_Task details_. Report how many lines contain "heart". The answer is a single number.

— Begin Excerpted data —

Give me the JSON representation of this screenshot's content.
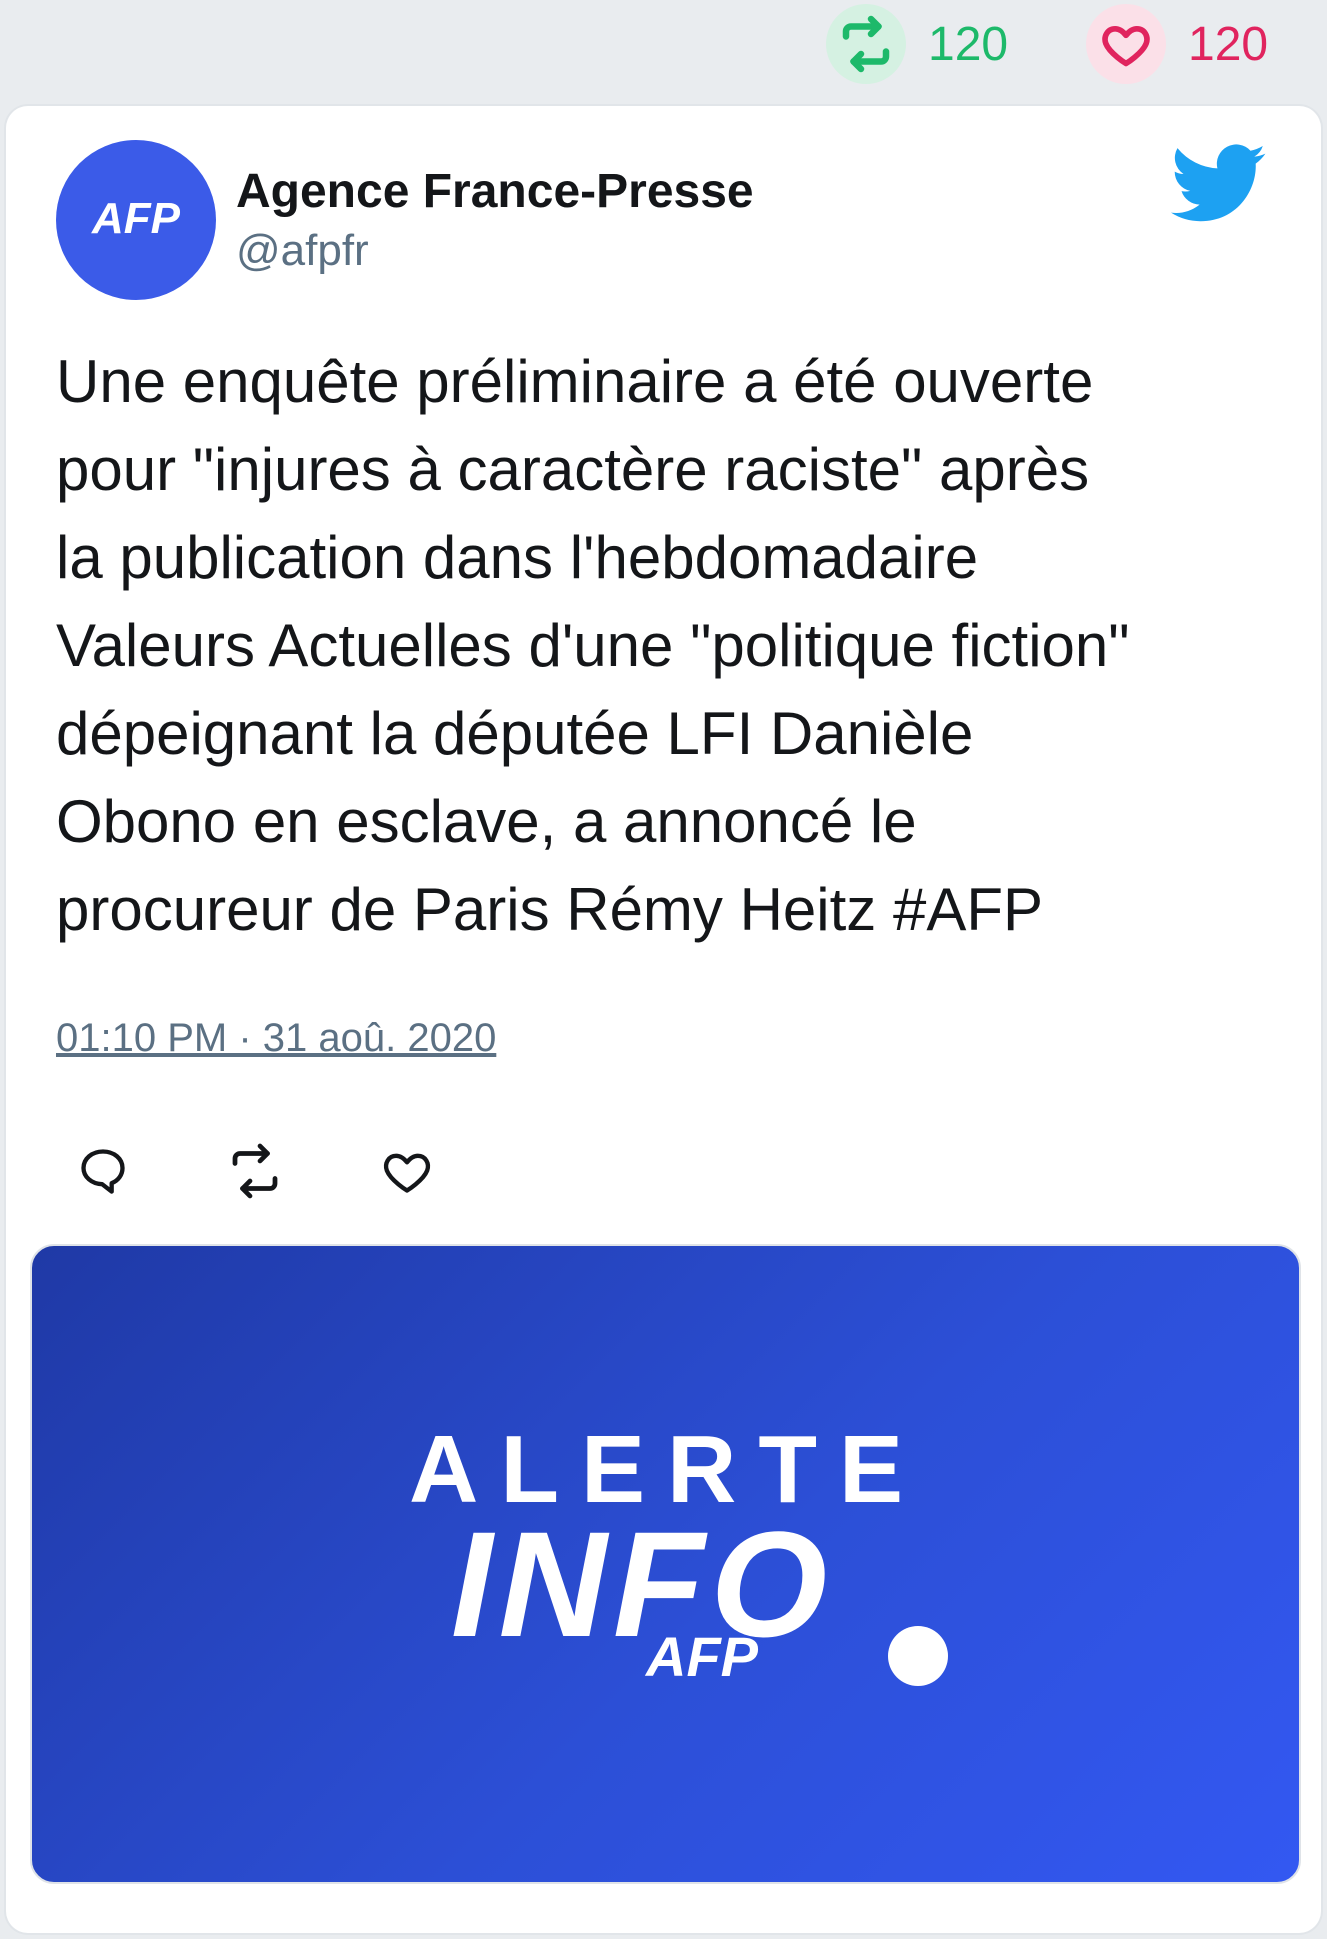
{
  "stats": {
    "retweet_count": "120",
    "like_count": "120"
  },
  "author": {
    "name": "Agence France-Presse",
    "handle": "@afpfr",
    "avatar_text": "AFP"
  },
  "tweet": {
    "lines": [
      "Une enquête préliminaire a été ouverte",
      "pour \"injures à caractère raciste\" après",
      "la publication dans l'hebdomadaire",
      "Valeurs Actuelles d'une \"politique fiction\"",
      "dépeignant la députée LFI Danièle",
      "Obono en esclave, a annoncé le",
      "procureur de Paris Rémy Heitz #AFP"
    ],
    "timestamp": "01:10 PM · 31 aoû. 2020"
  },
  "media": {
    "line1": "ALERTE",
    "line2": "INFO",
    "brand": "AFP"
  },
  "icons": {
    "retweet_stat": "retweet-icon",
    "like_stat": "heart-icon",
    "platform": "twitter-bird-icon",
    "reply": "reply-icon",
    "retweet": "retweet-icon",
    "like": "heart-icon"
  },
  "colors": {
    "retweet": "#1db96a",
    "like": "#e0245e",
    "twitter_blue": "#1da1f2",
    "afp_blue": "#3b5be8"
  }
}
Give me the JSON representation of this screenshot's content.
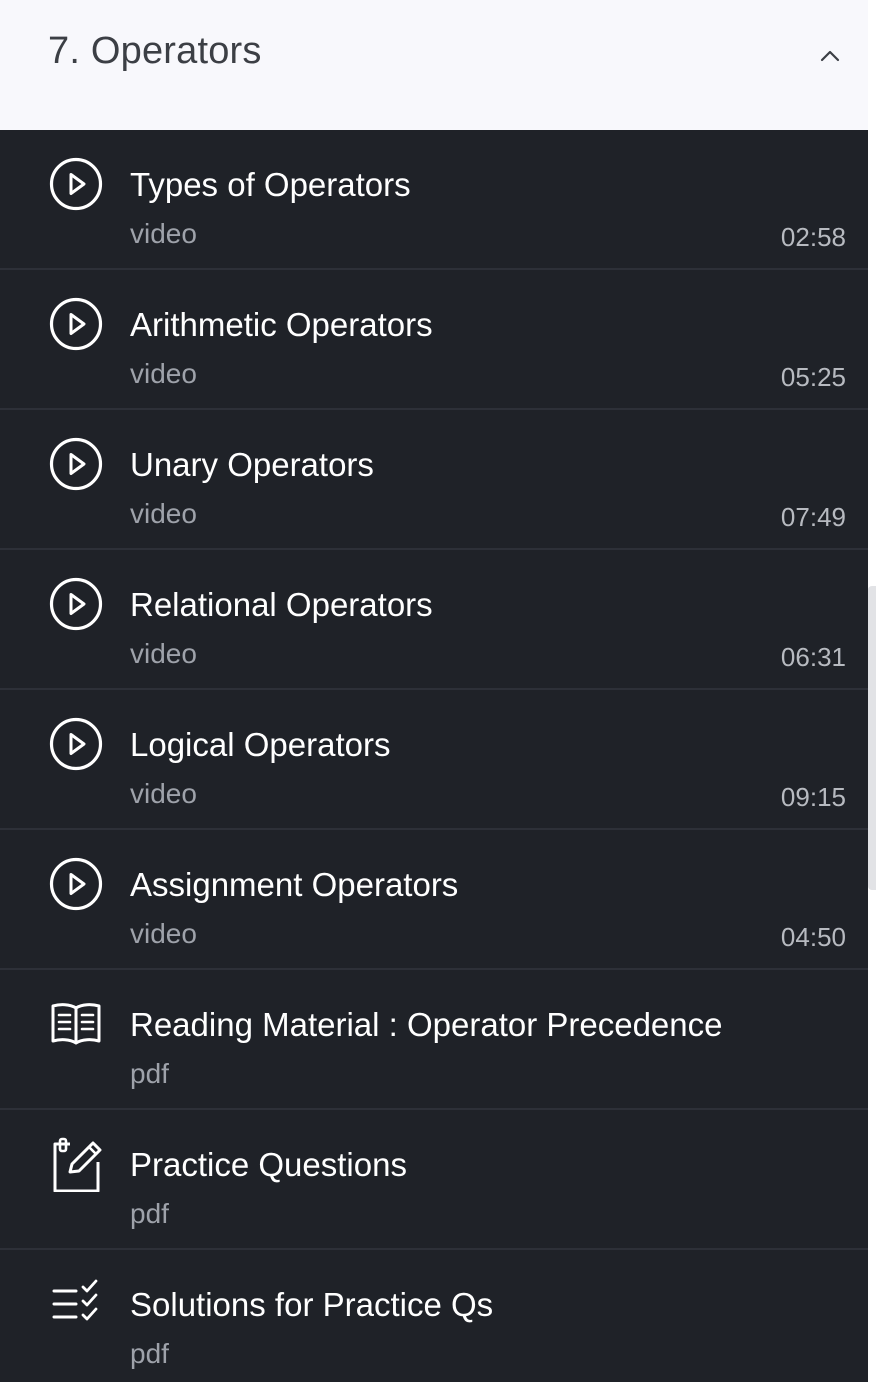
{
  "section": {
    "title": "7. Operators"
  },
  "items": [
    {
      "title": "Types of Operators",
      "type": "video",
      "duration": "02:58",
      "icon": "play-circle-icon"
    },
    {
      "title": "Arithmetic Operators",
      "type": "video",
      "duration": "05:25",
      "icon": "play-circle-icon"
    },
    {
      "title": "Unary Operators",
      "type": "video",
      "duration": "07:49",
      "icon": "play-circle-icon"
    },
    {
      "title": "Relational Operators",
      "type": "video",
      "duration": "06:31",
      "icon": "play-circle-icon"
    },
    {
      "title": "Logical Operators",
      "type": "video",
      "duration": "09:15",
      "icon": "play-circle-icon"
    },
    {
      "title": "Assignment Operators",
      "type": "video",
      "duration": "04:50",
      "icon": "play-circle-icon"
    },
    {
      "title": "Reading Material : Operator Precedence",
      "type": "pdf",
      "icon": "book-open-icon"
    },
    {
      "title": "Practice Questions",
      "type": "pdf",
      "icon": "clipboard-edit-icon"
    },
    {
      "title": "Solutions for Practice Qs",
      "type": "pdf",
      "icon": "checklist-icon"
    }
  ],
  "colors": {
    "header_bg": "#f8f8fc",
    "list_bg": "#1f2228",
    "divider": "#2d3038",
    "title_text": "#ffffff",
    "meta_text": "#9ea2aa"
  }
}
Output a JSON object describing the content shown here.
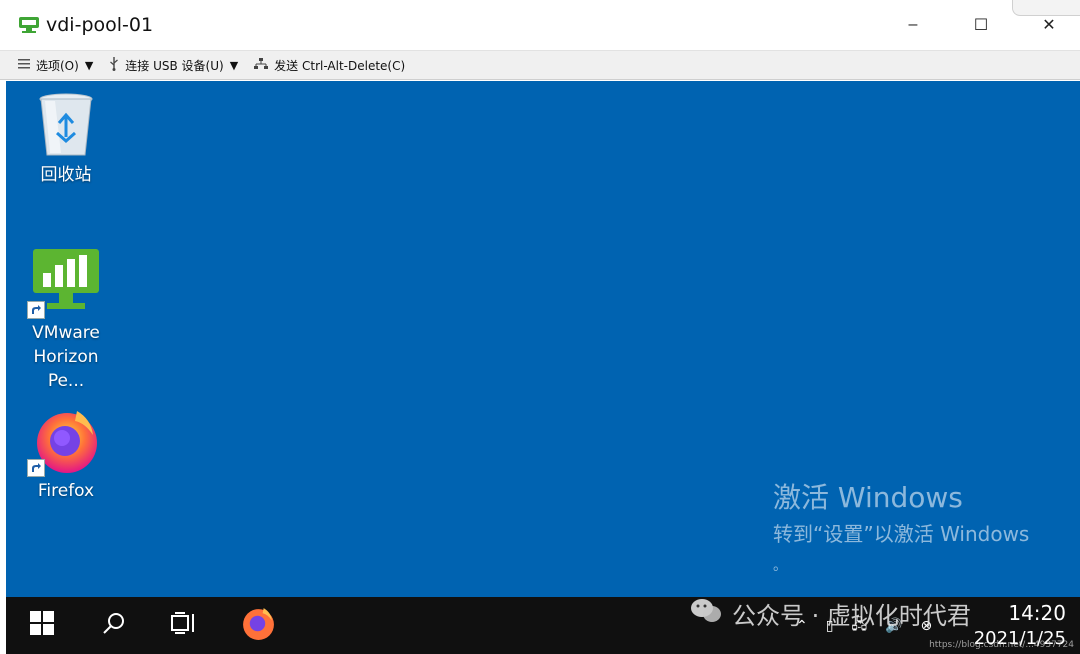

— End Excerpted data —

_Full answer_. 2